- _What to produce_: Reproduce the listing that follows with no differences at all.

- _Entries supplied_:
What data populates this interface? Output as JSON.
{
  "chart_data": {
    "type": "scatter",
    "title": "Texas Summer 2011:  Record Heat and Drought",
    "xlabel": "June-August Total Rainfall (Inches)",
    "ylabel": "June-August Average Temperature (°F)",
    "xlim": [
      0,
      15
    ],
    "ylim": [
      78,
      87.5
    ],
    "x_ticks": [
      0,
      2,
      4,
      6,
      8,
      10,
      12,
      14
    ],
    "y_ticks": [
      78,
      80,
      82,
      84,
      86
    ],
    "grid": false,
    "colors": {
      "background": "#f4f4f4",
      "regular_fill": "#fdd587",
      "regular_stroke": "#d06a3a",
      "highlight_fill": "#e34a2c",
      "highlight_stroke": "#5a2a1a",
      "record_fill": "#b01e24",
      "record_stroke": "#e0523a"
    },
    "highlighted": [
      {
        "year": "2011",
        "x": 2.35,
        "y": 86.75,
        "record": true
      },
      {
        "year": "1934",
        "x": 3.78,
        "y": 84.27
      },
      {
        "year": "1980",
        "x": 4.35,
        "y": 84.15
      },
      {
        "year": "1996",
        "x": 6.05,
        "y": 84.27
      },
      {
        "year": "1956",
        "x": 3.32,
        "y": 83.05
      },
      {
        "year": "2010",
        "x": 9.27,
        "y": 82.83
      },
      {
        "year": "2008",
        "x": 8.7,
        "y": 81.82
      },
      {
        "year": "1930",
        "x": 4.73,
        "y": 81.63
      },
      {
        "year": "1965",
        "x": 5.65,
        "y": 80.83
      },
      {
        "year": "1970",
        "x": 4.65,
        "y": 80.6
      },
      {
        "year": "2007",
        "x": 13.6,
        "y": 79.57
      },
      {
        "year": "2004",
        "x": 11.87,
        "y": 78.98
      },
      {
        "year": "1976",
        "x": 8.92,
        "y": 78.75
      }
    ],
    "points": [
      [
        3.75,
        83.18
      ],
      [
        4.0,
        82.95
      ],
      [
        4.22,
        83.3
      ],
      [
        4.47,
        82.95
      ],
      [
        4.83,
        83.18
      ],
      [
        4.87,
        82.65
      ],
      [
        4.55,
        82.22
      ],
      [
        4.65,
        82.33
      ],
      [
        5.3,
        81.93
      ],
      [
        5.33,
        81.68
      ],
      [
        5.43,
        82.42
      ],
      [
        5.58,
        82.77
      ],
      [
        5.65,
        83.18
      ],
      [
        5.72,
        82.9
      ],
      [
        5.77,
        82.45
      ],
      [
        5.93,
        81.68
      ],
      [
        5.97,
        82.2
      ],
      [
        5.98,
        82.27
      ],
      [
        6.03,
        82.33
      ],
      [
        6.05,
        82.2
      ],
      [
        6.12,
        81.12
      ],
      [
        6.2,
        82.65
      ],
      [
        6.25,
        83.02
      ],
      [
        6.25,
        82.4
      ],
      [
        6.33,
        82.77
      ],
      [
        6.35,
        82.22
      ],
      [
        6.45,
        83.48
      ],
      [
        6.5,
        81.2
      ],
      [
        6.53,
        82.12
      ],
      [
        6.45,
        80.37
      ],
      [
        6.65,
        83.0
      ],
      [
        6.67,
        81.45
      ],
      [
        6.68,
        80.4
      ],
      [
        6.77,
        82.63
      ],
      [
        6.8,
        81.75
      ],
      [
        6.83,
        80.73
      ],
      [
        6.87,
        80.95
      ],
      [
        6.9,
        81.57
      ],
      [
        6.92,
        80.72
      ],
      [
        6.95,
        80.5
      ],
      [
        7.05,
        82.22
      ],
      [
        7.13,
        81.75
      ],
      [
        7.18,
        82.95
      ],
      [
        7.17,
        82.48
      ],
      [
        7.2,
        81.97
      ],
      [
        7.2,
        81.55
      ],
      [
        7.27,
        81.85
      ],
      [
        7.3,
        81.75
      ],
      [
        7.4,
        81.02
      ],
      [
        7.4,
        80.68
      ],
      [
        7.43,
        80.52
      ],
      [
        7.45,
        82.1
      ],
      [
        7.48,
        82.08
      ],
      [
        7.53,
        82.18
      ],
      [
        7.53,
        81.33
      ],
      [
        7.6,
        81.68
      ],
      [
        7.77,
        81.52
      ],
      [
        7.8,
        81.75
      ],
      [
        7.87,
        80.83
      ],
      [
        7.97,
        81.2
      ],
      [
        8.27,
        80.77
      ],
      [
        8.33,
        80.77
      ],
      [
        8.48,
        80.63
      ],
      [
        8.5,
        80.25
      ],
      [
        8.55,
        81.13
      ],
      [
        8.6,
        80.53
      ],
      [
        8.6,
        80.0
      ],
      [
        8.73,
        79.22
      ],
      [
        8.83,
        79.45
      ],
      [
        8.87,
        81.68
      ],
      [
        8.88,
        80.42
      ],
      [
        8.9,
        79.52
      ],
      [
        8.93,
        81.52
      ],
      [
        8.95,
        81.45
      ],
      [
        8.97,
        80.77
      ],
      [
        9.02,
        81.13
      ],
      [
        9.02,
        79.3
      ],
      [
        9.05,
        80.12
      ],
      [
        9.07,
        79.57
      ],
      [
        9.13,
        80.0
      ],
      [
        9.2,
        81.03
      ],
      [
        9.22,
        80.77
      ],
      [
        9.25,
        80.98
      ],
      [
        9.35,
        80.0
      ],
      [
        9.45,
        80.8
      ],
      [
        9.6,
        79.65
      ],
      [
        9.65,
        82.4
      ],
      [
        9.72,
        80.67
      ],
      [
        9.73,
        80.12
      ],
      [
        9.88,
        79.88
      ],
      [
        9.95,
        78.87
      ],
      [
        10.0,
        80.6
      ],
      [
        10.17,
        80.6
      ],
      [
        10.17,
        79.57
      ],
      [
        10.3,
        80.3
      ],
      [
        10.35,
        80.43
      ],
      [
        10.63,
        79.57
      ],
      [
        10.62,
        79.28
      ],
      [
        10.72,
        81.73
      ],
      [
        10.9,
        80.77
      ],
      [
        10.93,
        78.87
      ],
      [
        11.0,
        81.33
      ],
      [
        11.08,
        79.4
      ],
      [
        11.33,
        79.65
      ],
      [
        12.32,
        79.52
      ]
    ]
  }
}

- _Task result_:
What data populates this interface? Output as JSON.
{
  "chart_data": {
    "type": "scatter",
    "title": "Texas Summer 2011:  Record Heat and Drought",
    "xlabel": "June-August Total Rainfall (Inches)",
    "ylabel": "June-August Average Temperature (°F)",
    "xlim": [
      0,
      15
    ],
    "ylim": [
      78,
      87.5
    ],
    "x_ticks": [
      0,
      2,
      4,
      6,
      8,
      10,
      12,
      14
    ],
    "y_ticks": [
      78,
      80,
      82,
      84,
      86
    ],
    "grid": false,
    "colors": {
      "background": "#f4f4f4",
      "regular_fill": "#fdd587",
      "regular_stroke": "#d06a3a",
      "highlight_fill": "#e34a2c",
      "highlight_stroke": "#5a2a1a",
      "record_fill": "#b01e24",
      "record_stroke": "#e0523a"
    },
    "highlighted": [
      {
        "year": "2011",
        "x": 2.35,
        "y": 86.75,
        "record": true
      },
      {
        "year": "1934",
        "x": 3.78,
        "y": 84.27
      },
      {
        "year": "1980",
        "x": 4.35,
        "y": 84.15
      },
      {
        "year": "1996",
        "x": 6.05,
        "y": 84.27
      },
      {
        "year": "1956",
        "x": 3.32,
        "y": 83.05
      },
      {
        "year": "2010",
        "x": 9.27,
        "y": 82.83
      },
      {
        "year": "2008",
        "x": 8.7,
        "y": 81.82
      },
      {
        "year": "1930",
        "x": 4.73,
        "y": 81.63
      },
      {
        "year": "1965",
        "x": 5.65,
        "y": 80.83
      },
      {
        "year": "1970",
        "x": 4.65,
        "y": 80.6
      },
      {
        "year": "2007",
        "x": 13.6,
        "y": 79.57
      },
      {
        "year": "2004",
        "x": 11.87,
        "y": 78.98
      },
      {
        "year": "1976",
        "x": 8.92,
        "y": 78.75
      }
    ],
    "points": [
      [
        3.75,
        83.18
      ],
      [
        4.0,
        82.95
      ],
      [
        4.22,
        83.3
      ],
      [
        4.47,
        82.95
      ],
      [
        4.83,
        83.18
      ],
      [
        4.87,
        82.65
      ],
      [
        4.55,
        82.22
      ],
      [
        4.65,
        82.33
      ],
      [
        5.3,
        81.93
      ],
      [
        5.33,
        81.68
      ],
      [
        5.43,
        82.42
      ],
      [
        5.58,
        82.77
      ],
      [
        5.65,
        83.18
      ],
      [
        5.72,
        82.9
      ],
      [
        5.77,
        82.45
      ],
      [
        5.93,
        81.68
      ],
      [
        5.97,
        82.2
      ],
      [
        5.98,
        82.27
      ],
      [
        6.03,
        82.33
      ],
      [
        6.05,
        82.2
      ],
      [
        6.12,
        81.12
      ],
      [
        6.2,
        82.65
      ],
      [
        6.25,
        83.02
      ],
      [
        6.25,
        82.4
      ],
      [
        6.33,
        82.77
      ],
      [
        6.35,
        82.22
      ],
      [
        6.45,
        83.48
      ],
      [
        6.5,
        81.2
      ],
      [
        6.53,
        82.12
      ],
      [
        6.45,
        80.37
      ],
      [
        6.65,
        83.0
      ],
      [
        6.67,
        81.45
      ],
      [
        6.68,
        80.4
      ],
      [
        6.77,
        82.63
      ],
      [
        6.8,
        81.75
      ],
      [
        6.83,
        80.73
      ],
      [
        6.87,
        80.95
      ],
      [
        6.9,
        81.57
      ],
      [
        6.92,
        80.72
      ],
      [
        6.95,
        80.5
      ],
      [
        7.05,
        82.22
      ],
      [
        7.13,
        81.75
      ],
      [
        7.18,
        82.95
      ],
      [
        7.17,
        82.48
      ],
      [
        7.2,
        81.97
      ],
      [
        7.2,
        81.55
      ],
      [
        7.27,
        81.85
      ],
      [
        7.3,
        81.75
      ],
      [
        7.4,
        81.02
      ],
      [
        7.4,
        80.68
      ],
      [
        7.43,
        80.52
      ],
      [
        7.45,
        82.1
      ],
      [
        7.48,
        82.08
      ],
      [
        7.53,
        82.18
      ],
      [
        7.53,
        81.33
      ],
      [
        7.6,
        81.68
      ],
      [
        7.77,
        81.52
      ],
      [
        7.8,
        81.75
      ],
      [
        7.87,
        80.83
      ],
      [
        7.97,
        81.2
      ],
      [
        8.27,
        80.77
      ],
      [
        8.33,
        80.77
      ],
      [
        8.48,
        80.63
      ],
      [
        8.5,
        80.25
      ],
      [
        8.55,
        81.13
      ],
      [
        8.6,
        80.53
      ],
      [
        8.6,
        80.0
      ],
      [
        8.73,
        79.22
      ],
      [
        8.83,
        79.45
      ],
      [
        8.87,
        81.68
      ],
      [
        8.88,
        80.42
      ],
      [
        8.9,
        79.52
      ],
      [
        8.93,
        81.52
      ],
      [
        8.95,
        81.45
      ],
      [
        8.97,
        80.77
      ],
      [
        9.02,
        81.13
      ],
      [
        9.02,
        79.3
      ],
      [
        9.05,
        80.12
      ],
      [
        9.07,
        79.57
      ],
      [
        9.13,
        80.0
      ],
      [
        9.2,
        81.03
      ],
      [
        9.22,
        80.77
      ],
      [
        9.25,
        80.98
      ],
      [
        9.35,
        80.0
      ],
      [
        9.45,
        80.8
      ],
      [
        9.6,
        79.65
      ],
      [
        9.65,
        82.4
      ],
      [
        9.72,
        80.67
      ],
      [
        9.73,
        80.12
      ],
      [
        9.88,
        79.88
      ],
      [
        9.95,
        78.87
      ],
      [
        10.0,
        80.6
      ],
      [
        10.17,
        80.6
      ],
      [
        10.17,
        79.57
      ],
      [
        10.3,
        80.3
      ],
      [
        10.35,
        80.43
      ],
      [
        10.63,
        79.57
      ],
      [
        10.62,
        79.28
      ],
      [
        10.72,
        81.73
      ],
      [
        10.9,
        80.77
      ],
      [
        10.93,
        78.87
      ],
      [
        11.0,
        81.33
      ],
      [
        11.08,
        79.4
      ],
      [
        11.33,
        79.65
      ],
      [
        12.32,
        79.52
      ]
    ]
  }
}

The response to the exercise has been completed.